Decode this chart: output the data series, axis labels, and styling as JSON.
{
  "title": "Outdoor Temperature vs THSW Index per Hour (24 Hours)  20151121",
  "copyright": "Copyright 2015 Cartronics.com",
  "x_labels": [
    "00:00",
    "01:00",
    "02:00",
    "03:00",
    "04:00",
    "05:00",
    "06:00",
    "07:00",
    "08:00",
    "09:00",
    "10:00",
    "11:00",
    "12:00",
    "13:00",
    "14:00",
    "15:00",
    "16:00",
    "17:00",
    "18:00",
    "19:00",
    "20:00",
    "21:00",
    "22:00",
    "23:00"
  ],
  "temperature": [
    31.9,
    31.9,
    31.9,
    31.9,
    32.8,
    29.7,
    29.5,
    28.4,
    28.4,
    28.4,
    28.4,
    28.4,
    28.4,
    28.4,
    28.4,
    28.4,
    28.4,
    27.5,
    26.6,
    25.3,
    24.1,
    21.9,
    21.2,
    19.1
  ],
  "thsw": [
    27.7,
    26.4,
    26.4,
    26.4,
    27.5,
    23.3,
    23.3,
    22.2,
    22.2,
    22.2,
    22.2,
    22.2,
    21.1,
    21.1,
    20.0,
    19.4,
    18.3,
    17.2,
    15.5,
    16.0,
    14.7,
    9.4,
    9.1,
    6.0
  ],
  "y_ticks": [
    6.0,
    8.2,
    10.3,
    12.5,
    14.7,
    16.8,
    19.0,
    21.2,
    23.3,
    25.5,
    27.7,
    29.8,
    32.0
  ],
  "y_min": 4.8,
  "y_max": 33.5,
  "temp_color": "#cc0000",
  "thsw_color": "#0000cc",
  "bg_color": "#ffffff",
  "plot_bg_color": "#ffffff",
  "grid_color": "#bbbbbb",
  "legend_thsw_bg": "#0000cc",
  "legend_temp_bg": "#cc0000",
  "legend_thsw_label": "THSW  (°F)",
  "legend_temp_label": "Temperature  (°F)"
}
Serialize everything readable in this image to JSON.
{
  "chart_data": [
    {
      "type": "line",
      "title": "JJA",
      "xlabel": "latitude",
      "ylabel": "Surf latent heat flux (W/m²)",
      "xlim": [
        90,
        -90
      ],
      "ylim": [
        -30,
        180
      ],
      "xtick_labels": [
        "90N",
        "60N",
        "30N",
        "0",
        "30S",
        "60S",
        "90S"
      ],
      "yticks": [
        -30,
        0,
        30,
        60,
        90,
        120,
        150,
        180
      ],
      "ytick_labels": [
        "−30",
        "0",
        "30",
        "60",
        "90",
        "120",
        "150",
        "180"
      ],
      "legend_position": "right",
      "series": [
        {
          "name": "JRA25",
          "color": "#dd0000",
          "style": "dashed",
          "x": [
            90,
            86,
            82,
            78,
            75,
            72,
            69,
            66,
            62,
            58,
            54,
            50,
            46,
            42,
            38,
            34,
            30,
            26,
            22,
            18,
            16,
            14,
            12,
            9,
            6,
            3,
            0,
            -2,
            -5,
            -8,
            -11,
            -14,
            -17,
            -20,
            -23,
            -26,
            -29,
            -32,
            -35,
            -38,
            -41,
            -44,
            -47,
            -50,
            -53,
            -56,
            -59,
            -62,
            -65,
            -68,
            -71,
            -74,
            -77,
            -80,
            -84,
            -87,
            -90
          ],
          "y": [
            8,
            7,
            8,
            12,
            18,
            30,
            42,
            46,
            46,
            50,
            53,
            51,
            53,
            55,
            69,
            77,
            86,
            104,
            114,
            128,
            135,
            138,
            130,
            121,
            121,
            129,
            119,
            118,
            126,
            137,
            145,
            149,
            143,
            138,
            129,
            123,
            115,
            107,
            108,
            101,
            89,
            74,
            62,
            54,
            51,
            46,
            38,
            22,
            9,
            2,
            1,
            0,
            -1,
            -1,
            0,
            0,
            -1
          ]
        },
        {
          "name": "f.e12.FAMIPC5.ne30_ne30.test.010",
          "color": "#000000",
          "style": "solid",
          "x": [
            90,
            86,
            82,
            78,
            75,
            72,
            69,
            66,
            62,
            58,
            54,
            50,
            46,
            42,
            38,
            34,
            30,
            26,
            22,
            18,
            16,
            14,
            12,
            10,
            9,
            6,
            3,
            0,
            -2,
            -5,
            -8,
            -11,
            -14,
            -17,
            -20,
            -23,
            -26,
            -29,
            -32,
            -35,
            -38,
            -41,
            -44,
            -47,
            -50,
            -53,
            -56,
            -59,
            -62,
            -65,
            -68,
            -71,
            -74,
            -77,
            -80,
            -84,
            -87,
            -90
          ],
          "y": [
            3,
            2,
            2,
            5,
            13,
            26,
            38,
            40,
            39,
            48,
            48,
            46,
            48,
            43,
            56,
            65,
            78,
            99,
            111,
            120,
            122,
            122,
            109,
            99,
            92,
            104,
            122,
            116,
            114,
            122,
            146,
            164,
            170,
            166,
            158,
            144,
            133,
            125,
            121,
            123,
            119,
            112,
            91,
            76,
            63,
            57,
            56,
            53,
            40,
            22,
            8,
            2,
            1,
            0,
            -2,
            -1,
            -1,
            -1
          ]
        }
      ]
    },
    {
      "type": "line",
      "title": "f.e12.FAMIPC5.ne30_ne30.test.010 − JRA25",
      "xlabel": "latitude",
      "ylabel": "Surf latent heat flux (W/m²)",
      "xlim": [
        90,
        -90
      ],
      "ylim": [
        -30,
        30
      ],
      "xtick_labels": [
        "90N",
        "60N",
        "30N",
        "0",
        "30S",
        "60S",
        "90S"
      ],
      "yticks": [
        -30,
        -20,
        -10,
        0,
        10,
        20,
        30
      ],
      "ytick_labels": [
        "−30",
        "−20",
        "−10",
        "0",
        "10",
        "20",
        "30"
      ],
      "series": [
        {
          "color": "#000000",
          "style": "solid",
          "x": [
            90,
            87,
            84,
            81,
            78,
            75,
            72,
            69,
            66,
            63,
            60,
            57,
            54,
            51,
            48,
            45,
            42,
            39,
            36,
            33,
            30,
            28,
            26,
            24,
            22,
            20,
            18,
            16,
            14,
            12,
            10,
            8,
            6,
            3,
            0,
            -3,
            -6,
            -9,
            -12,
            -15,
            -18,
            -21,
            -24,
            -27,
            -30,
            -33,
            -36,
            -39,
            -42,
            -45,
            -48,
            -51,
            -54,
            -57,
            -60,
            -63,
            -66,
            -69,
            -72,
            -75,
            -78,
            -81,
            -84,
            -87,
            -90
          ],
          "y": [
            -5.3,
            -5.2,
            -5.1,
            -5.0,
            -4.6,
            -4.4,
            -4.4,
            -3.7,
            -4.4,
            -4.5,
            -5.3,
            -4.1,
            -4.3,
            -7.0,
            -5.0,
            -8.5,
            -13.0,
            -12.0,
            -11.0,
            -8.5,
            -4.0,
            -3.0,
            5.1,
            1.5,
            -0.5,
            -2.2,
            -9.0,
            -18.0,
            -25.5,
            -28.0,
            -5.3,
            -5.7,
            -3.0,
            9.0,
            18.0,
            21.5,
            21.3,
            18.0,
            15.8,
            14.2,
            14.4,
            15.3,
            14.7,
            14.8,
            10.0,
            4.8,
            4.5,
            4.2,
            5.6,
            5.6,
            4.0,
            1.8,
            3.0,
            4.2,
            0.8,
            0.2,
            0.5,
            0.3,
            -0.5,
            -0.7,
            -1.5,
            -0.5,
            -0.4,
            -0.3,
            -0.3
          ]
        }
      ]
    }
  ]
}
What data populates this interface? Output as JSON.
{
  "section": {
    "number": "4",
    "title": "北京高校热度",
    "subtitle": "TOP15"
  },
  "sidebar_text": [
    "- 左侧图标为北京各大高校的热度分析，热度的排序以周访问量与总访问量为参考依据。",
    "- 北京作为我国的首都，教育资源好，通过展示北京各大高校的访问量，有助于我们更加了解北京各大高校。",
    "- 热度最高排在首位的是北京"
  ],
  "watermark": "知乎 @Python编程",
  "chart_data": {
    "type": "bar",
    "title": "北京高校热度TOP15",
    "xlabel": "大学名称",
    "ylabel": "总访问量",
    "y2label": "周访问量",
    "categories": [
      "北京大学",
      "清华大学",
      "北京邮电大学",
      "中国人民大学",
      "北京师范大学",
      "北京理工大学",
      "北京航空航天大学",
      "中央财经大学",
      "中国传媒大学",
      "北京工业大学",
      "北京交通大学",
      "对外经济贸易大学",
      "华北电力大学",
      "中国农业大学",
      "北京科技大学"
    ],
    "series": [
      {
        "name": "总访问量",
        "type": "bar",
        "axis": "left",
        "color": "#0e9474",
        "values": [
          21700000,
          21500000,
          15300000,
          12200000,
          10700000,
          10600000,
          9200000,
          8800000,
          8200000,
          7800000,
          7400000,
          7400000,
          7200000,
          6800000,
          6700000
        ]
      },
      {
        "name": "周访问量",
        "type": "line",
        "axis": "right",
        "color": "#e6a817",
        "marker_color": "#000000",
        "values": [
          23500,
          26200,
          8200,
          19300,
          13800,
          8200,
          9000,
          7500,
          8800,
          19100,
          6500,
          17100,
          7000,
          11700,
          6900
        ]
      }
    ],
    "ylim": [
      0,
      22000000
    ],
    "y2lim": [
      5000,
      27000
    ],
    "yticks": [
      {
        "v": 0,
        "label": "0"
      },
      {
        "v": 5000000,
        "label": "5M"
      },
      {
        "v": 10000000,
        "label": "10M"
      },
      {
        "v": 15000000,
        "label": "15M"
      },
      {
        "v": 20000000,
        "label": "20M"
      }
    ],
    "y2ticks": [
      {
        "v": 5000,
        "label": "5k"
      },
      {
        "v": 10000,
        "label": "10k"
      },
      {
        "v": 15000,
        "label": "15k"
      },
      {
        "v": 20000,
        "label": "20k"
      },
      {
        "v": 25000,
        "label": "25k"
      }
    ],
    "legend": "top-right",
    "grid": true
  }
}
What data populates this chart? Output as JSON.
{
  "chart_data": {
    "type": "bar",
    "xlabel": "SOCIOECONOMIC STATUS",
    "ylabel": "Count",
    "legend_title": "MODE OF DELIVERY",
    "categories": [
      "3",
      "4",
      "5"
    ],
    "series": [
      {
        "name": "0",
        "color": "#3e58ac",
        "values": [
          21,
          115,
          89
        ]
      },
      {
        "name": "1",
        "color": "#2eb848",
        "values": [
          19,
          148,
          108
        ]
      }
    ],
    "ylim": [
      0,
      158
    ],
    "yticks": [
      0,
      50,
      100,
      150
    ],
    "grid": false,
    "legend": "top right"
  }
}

# [JOB]
Give back the lines above exactly, from the one with "What data populates this chart?" through the last line.

# [EXERCISE SOLUTION]
What data populates this chart? Output as JSON.
{
  "chart_data": {
    "type": "bar",
    "xlabel": "SOCIOECONOMIC STATUS",
    "ylabel": "Count",
    "legend_title": "MODE OF DELIVERY",
    "categories": [
      "3",
      "4",
      "5"
    ],
    "series": [
      {
        "name": "0",
        "color": "#3e58ac",
        "values": [
          21,
          115,
          89
        ]
      },
      {
        "name": "1",
        "color": "#2eb848",
        "values": [
          19,
          148,
          108
        ]
      }
    ],
    "ylim": [
      0,
      158
    ],
    "yticks": [
      0,
      50,
      100,
      150
    ],
    "grid": false,
    "legend": "top right"
  }
}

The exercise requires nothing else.